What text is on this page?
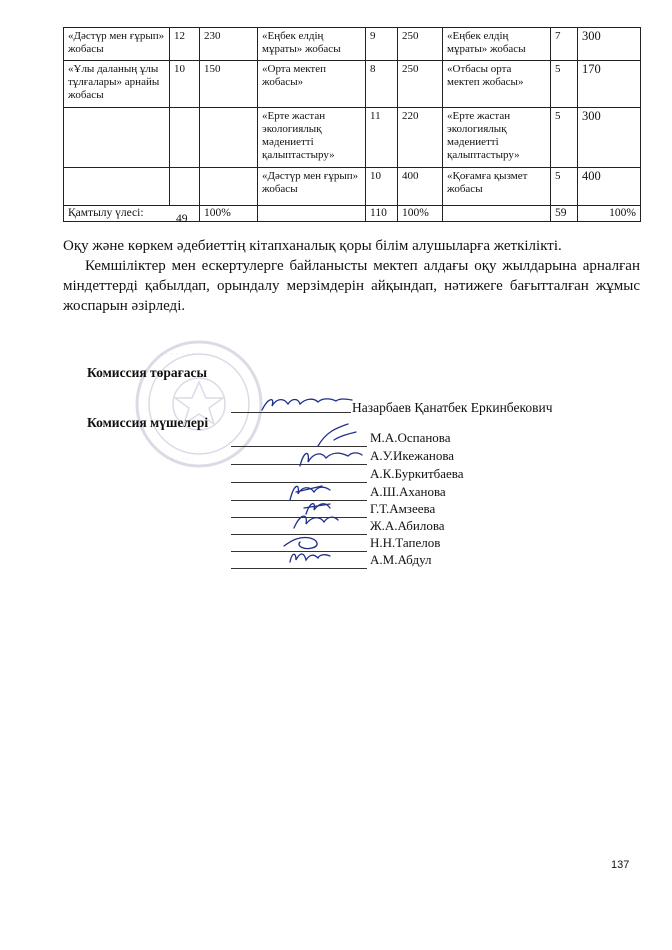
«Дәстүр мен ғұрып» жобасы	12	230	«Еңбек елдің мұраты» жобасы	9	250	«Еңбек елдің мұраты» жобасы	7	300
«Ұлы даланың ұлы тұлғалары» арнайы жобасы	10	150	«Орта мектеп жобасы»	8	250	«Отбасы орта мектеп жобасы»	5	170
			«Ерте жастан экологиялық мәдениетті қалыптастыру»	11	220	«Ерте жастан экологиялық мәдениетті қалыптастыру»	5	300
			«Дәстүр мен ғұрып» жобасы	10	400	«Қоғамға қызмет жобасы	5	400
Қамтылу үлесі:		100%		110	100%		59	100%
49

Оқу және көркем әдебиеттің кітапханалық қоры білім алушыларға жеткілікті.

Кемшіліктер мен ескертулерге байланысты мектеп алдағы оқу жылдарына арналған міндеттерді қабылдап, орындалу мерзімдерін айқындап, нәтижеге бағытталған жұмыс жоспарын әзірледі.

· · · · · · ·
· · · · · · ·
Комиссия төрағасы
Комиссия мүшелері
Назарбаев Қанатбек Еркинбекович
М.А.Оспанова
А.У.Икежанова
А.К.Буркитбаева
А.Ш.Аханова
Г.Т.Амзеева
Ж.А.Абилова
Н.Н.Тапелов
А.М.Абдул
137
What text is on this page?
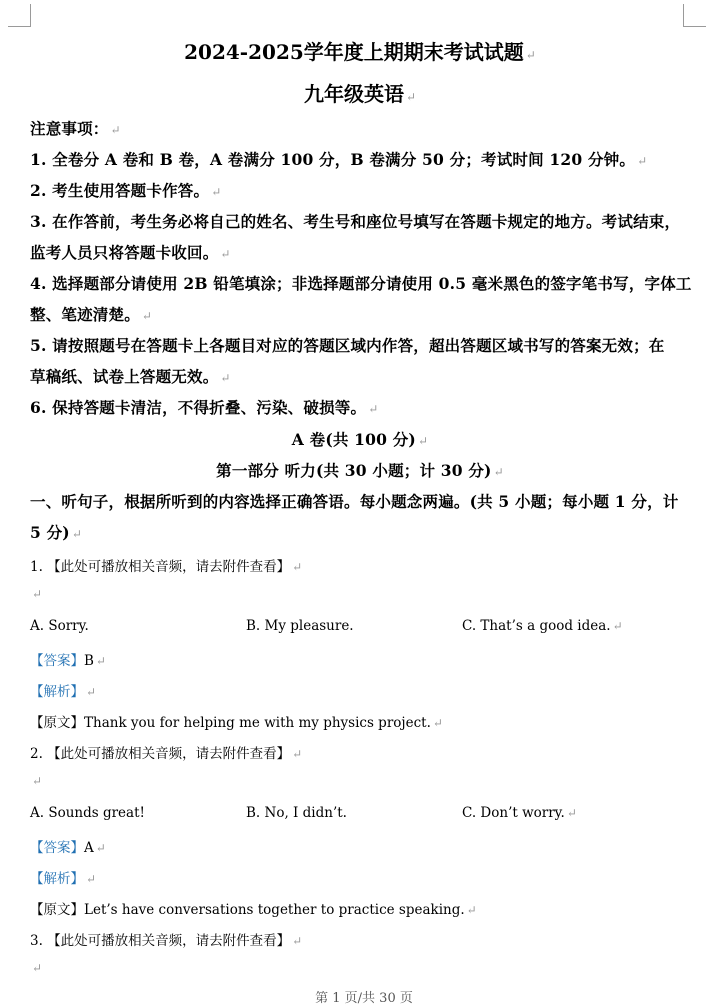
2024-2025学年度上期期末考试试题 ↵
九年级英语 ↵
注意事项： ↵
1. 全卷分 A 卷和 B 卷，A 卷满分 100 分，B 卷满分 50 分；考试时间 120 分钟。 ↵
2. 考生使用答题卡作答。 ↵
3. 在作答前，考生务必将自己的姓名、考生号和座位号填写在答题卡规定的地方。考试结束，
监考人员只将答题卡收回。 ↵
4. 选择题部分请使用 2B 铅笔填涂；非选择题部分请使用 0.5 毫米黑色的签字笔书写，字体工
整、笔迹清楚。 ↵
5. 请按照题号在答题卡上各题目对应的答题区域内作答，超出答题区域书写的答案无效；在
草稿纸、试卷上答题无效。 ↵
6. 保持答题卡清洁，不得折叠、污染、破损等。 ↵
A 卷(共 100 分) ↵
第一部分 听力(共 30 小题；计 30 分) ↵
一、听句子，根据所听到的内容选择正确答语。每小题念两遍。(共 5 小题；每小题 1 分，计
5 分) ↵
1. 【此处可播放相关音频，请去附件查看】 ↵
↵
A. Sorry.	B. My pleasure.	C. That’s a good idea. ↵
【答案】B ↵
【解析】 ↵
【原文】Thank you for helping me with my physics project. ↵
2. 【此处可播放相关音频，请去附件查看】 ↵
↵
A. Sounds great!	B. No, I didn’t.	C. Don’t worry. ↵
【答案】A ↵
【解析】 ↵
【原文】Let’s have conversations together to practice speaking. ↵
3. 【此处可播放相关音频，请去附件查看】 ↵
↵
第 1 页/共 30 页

# # # # # # #

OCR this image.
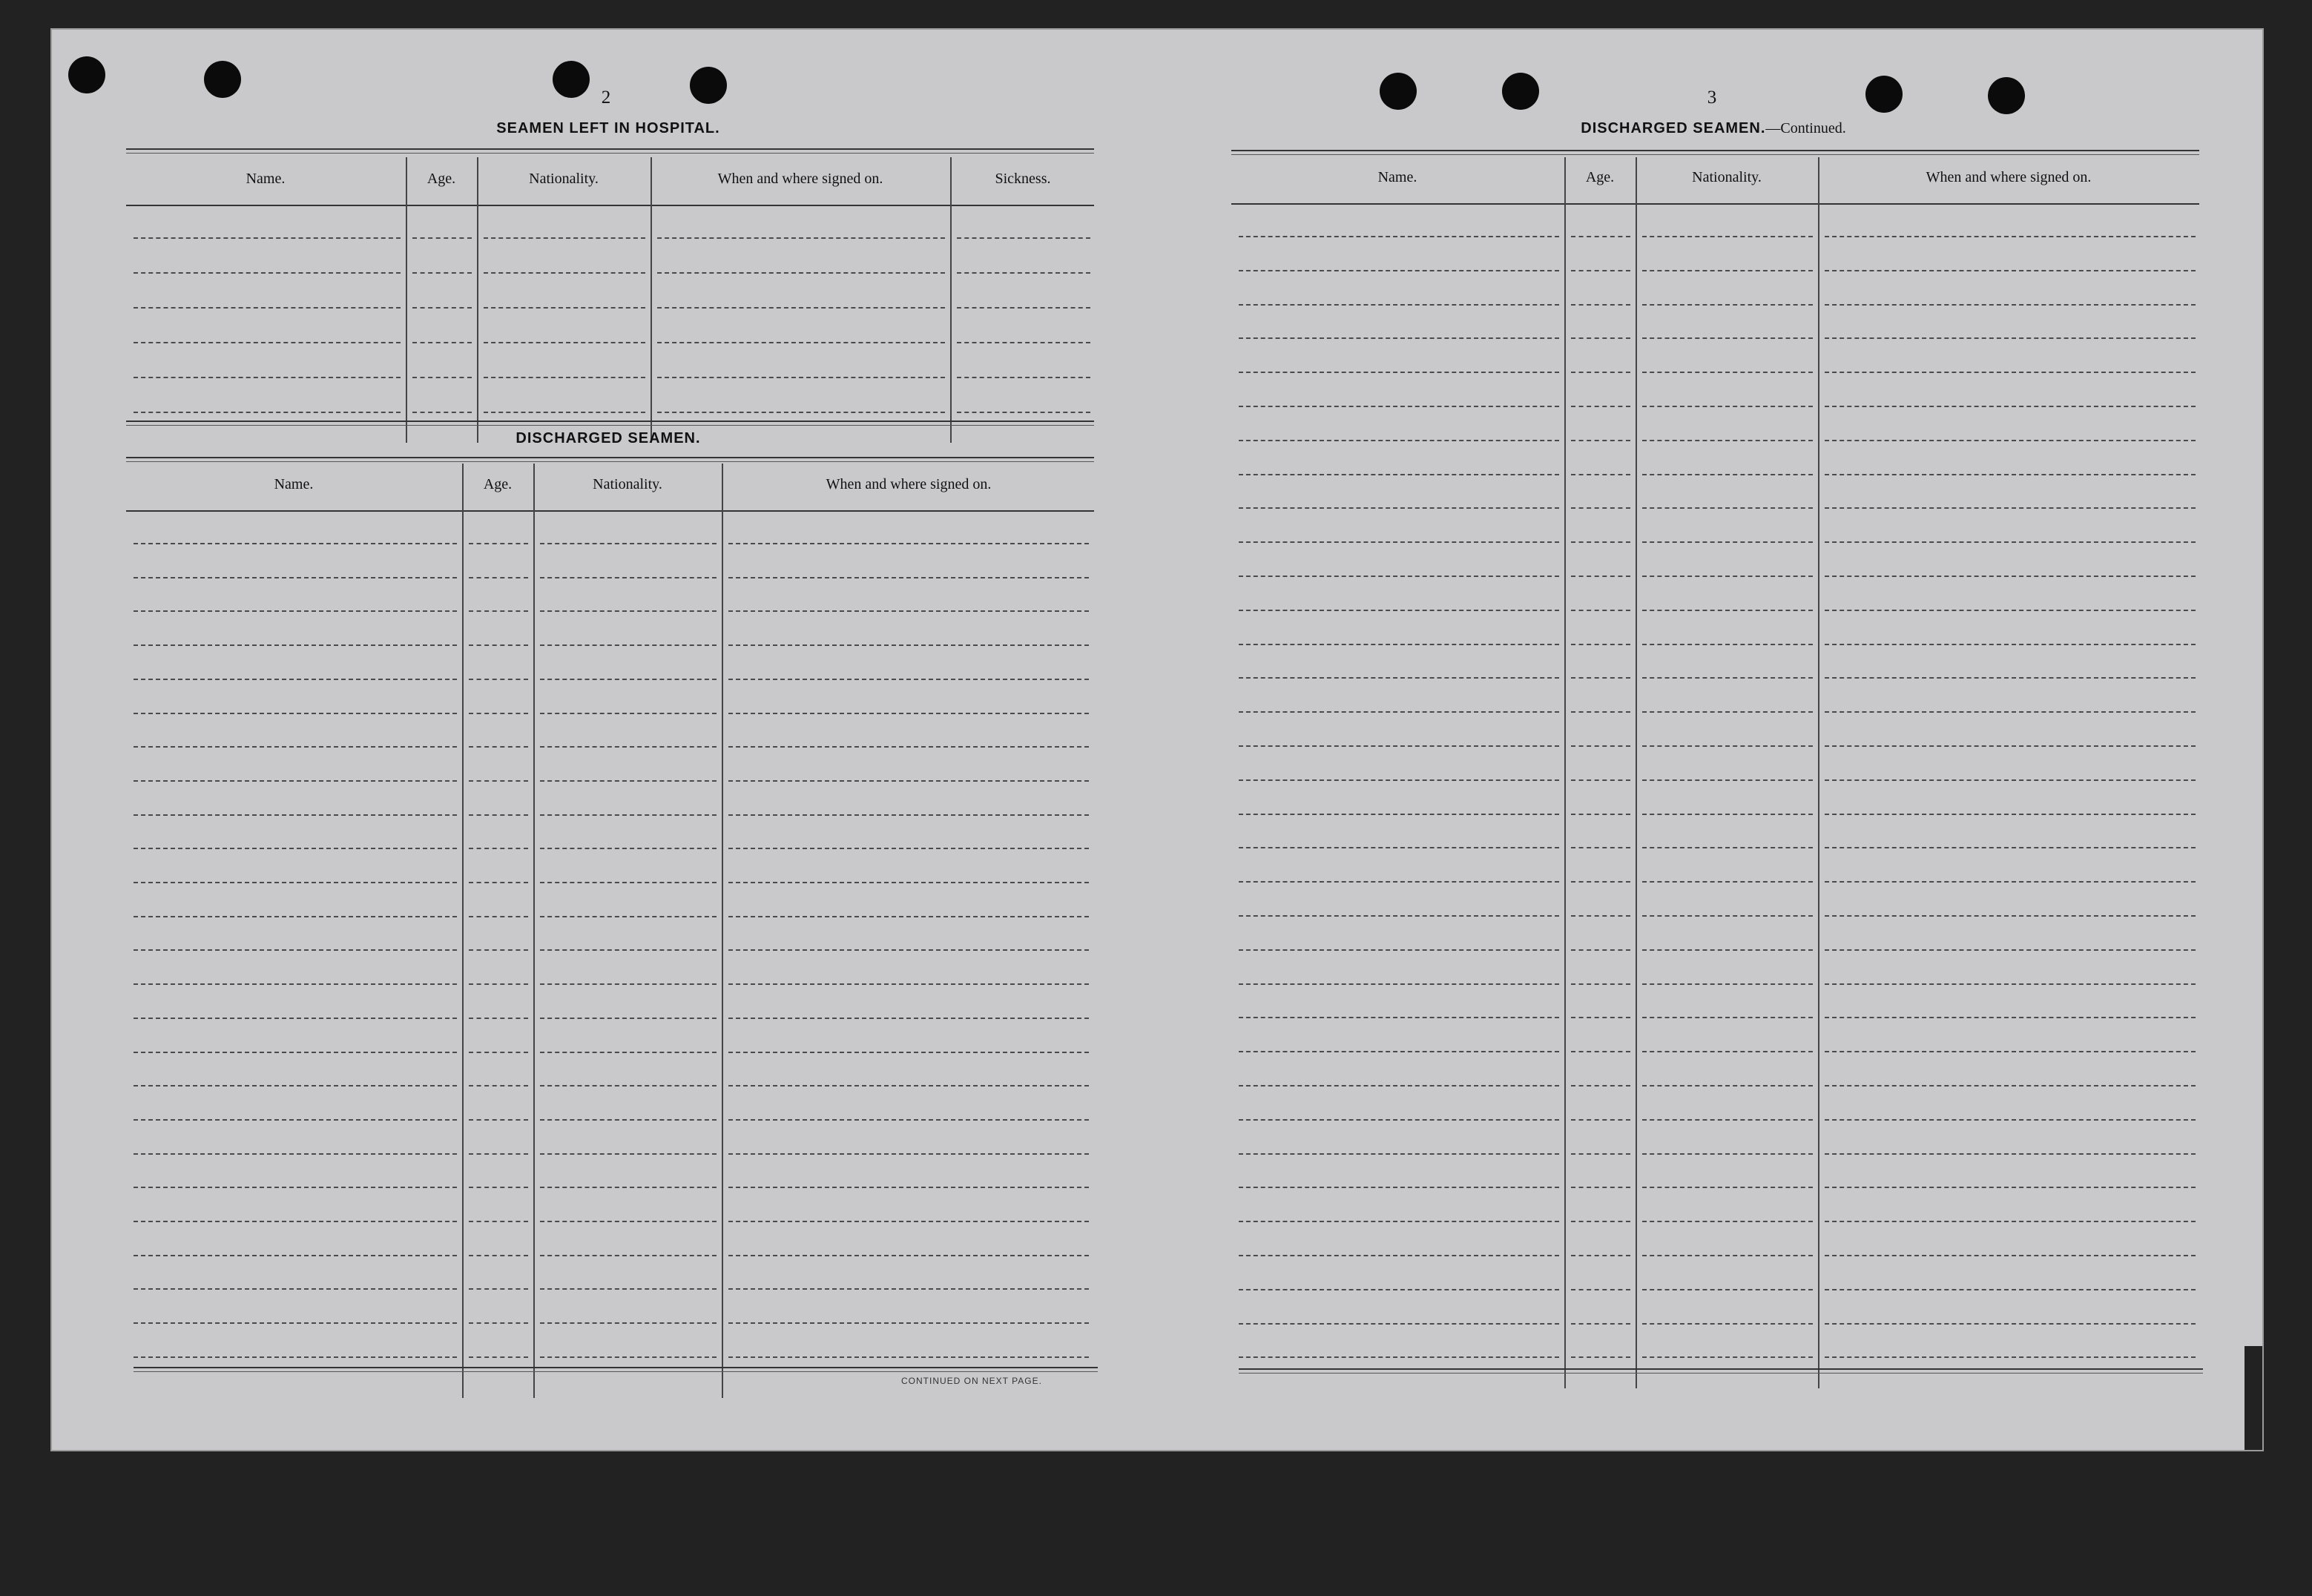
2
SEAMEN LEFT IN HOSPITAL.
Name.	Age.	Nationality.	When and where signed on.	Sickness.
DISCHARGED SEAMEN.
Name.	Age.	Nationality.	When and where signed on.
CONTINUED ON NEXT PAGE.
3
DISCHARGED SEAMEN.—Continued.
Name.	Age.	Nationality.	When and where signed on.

# # # # # # #

**What to produce:** Copy out each line that contains the word "此处可播放相关音频".

**Written solution:**
1. 【此处可播放相关音频，请去附件查看】 ↵
2. 【此处可播放相关音频，请去附件查看】 ↵
3. 【此处可播放相关音频，请去附件查看】 ↵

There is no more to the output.